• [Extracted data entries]
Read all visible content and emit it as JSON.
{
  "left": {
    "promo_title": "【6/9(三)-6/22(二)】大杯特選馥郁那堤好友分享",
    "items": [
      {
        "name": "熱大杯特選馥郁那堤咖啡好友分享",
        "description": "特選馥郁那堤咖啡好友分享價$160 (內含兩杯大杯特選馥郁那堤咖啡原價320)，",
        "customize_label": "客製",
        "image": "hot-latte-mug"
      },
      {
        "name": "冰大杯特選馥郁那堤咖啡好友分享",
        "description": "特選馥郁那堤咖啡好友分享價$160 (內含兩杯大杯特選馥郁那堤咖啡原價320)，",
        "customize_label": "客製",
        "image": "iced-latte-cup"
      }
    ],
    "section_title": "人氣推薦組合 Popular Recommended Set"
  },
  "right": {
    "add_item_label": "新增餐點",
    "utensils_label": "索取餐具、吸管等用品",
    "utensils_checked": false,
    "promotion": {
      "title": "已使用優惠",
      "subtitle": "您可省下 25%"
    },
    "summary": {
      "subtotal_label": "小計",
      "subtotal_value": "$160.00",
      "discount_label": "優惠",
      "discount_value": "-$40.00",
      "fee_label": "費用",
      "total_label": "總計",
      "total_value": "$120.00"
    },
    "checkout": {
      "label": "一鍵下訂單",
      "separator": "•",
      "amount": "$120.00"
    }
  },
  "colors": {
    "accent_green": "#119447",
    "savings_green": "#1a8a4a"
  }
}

• [WRITTEN REQUEST]
Reproduce the full listing above, character for character.

• [ANSWER TO THIS EXERCISE]
Read all visible content and emit it as JSON.
{
  "left": {
    "promo_title": "【6/9(三)-6/22(二)】大杯特選馥郁那堤好友分享",
    "items": [
      {
        "name": "熱大杯特選馥郁那堤咖啡好友分享",
        "description": "特選馥郁那堤咖啡好友分享價$160 (內含兩杯大杯特選馥郁那堤咖啡原價320)，",
        "customize_label": "客製",
        "image": "hot-latte-mug"
      },
      {
        "name": "冰大杯特選馥郁那堤咖啡好友分享",
        "description": "特選馥郁那堤咖啡好友分享價$160 (內含兩杯大杯特選馥郁那堤咖啡原價320)，",
        "customize_label": "客製",
        "image": "iced-latte-cup"
      }
    ],
    "section_title": "人氣推薦組合 Popular Recommended Set"
  },
  "right": {
    "add_item_label": "新增餐點",
    "utensils_label": "索取餐具、吸管等用品",
    "utensils_checked": false,
    "promotion": {
      "title": "已使用優惠",
      "subtitle": "您可省下 25%"
    },
    "summary": {
      "subtotal_label": "小計",
      "subtotal_value": "$160.00",
      "discount_label": "優惠",
      "discount_value": "-$40.00",
      "fee_label": "費用",
      "total_label": "總計",
      "total_value": "$120.00"
    },
    "checkout": {
      "label": "一鍵下訂單",
      "separator": "•",
      "amount": "$120.00"
    }
  },
  "colors": {
    "accent_green": "#119447",
    "savings_green": "#1a8a4a"
  }
}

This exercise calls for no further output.